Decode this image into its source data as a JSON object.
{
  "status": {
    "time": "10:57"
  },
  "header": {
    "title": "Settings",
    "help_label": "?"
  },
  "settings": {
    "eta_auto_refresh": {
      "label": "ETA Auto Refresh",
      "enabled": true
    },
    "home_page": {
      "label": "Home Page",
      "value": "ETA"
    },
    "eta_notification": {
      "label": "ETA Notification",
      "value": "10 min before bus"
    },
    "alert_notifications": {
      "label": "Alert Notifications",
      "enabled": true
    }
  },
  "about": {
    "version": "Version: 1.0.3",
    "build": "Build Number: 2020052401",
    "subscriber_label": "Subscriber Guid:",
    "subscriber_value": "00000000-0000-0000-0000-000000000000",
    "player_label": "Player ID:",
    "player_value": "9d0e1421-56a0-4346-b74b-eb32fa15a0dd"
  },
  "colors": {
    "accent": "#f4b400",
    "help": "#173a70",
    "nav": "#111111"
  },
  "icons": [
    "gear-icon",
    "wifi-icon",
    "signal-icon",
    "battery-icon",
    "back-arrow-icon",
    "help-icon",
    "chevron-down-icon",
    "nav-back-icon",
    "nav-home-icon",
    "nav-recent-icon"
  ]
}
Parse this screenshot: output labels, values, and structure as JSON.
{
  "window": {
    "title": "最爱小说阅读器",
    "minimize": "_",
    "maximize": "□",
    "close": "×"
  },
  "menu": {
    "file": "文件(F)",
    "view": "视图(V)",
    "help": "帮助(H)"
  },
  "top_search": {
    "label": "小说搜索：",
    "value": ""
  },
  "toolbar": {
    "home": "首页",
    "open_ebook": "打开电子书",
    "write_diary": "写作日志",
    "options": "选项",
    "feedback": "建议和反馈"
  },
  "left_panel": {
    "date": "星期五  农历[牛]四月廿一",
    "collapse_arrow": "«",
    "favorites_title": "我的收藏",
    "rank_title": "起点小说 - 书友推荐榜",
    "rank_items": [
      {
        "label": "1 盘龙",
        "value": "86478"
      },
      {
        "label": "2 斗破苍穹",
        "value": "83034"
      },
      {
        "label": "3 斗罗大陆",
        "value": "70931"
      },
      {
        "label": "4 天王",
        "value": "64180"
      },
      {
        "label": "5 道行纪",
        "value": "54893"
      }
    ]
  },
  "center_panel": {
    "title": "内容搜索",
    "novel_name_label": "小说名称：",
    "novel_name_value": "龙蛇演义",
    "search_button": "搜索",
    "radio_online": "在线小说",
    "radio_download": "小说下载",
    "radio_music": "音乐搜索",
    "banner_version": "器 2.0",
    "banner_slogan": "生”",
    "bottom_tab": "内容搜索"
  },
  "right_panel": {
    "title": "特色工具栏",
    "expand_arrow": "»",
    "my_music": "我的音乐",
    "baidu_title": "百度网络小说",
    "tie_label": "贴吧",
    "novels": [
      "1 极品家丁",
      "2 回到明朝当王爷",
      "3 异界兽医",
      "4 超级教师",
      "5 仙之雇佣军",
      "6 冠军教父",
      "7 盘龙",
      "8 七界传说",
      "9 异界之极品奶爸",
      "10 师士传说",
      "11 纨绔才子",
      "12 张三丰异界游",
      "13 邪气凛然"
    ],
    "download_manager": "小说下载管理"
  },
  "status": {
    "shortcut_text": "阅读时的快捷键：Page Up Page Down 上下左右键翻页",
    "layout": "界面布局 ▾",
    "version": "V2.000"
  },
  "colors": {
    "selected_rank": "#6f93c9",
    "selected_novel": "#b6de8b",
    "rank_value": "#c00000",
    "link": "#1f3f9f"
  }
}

» Given request
Set all of the records down again, exactly as they stand.

» The response
Decode this image into its source data as a JSON object.
{
  "status": {
    "time": "10:57"
  },
  "header": {
    "title": "Settings",
    "help_label": "?"
  },
  "settings": {
    "eta_auto_refresh": {
      "label": "ETA Auto Refresh",
      "enabled": true
    },
    "home_page": {
      "label": "Home Page",
      "value": "ETA"
    },
    "eta_notification": {
      "label": "ETA Notification",
      "value": "10 min before bus"
    },
    "alert_notifications": {
      "label": "Alert Notifications",
      "enabled": true
    }
  },
  "about": {
    "version": "Version: 1.0.3",
    "build": "Build Number: 2020052401",
    "subscriber_label": "Subscriber Guid:",
    "subscriber_value": "00000000-0000-0000-0000-000000000000",
    "player_label": "Player ID:",
    "player_value": "9d0e1421-56a0-4346-b74b-eb32fa15a0dd"
  },
  "colors": {
    "accent": "#f4b400",
    "help": "#173a70",
    "nav": "#111111"
  },
  "icons": [
    "gear-icon",
    "wifi-icon",
    "signal-icon",
    "battery-icon",
    "back-arrow-icon",
    "help-icon",
    "chevron-down-icon",
    "nav-back-icon",
    "nav-home-icon",
    "nav-recent-icon"
  ]
}
Parse this screenshot: output labels, values, and structure as JSON.
{
  "window": {
    "title": "最爱小说阅读器",
    "minimize": "_",
    "maximize": "□",
    "close": "×"
  },
  "menu": {
    "file": "文件(F)",
    "view": "视图(V)",
    "help": "帮助(H)"
  },
  "top_search": {
    "label": "小说搜索：",
    "value": ""
  },
  "toolbar": {
    "home": "首页",
    "open_ebook": "打开电子书",
    "write_diary": "写作日志",
    "options": "选项",
    "feedback": "建议和反馈"
  },
  "left_panel": {
    "date": "星期五  农历[牛]四月廿一",
    "collapse_arrow": "«",
    "favorites_title": "我的收藏",
    "rank_title": "起点小说 - 书友推荐榜",
    "rank_items": [
      {
        "label": "1 盘龙",
        "value": "86478"
      },
      {
        "label": "2 斗破苍穹",
        "value": "83034"
      },
      {
        "label": "3 斗罗大陆",
        "value": "70931"
      },
      {
        "label": "4 天王",
        "value": "64180"
      },
      {
        "label": "5 道行纪",
        "value": "54893"
      }
    ]
  },
  "center_panel": {
    "title": "内容搜索",
    "novel_name_label": "小说名称：",
    "novel_name_value": "龙蛇演义",
    "search_button": "搜索",
    "radio_online": "在线小说",
    "radio_download": "小说下载",
    "radio_music": "音乐搜索",
    "banner_version": "器 2.0",
    "banner_slogan": "生”",
    "bottom_tab": "内容搜索"
  },
  "right_panel": {
    "title": "特色工具栏",
    "expand_arrow": "»",
    "my_music": "我的音乐",
    "baidu_title": "百度网络小说",
    "tie_label": "贴吧",
    "novels": [
      "1 极品家丁",
      "2 回到明朝当王爷",
      "3 异界兽医",
      "4 超级教师",
      "5 仙之雇佣军",
      "6 冠军教父",
      "7 盘龙",
      "8 七界传说",
      "9 异界之极品奶爸",
      "10 师士传说",
      "11 纨绔才子",
      "12 张三丰异界游",
      "13 邪气凛然"
    ],
    "download_manager": "小说下载管理"
  },
  "status": {
    "shortcut_text": "阅读时的快捷键：Page Up Page Down 上下左右键翻页",
    "layout": "界面布局 ▾",
    "version": "V2.000"
  },
  "colors": {
    "selected_rank": "#6f93c9",
    "selected_novel": "#b6de8b",
    "rank_value": "#c00000",
    "link": "#1f3f9f"
  }
}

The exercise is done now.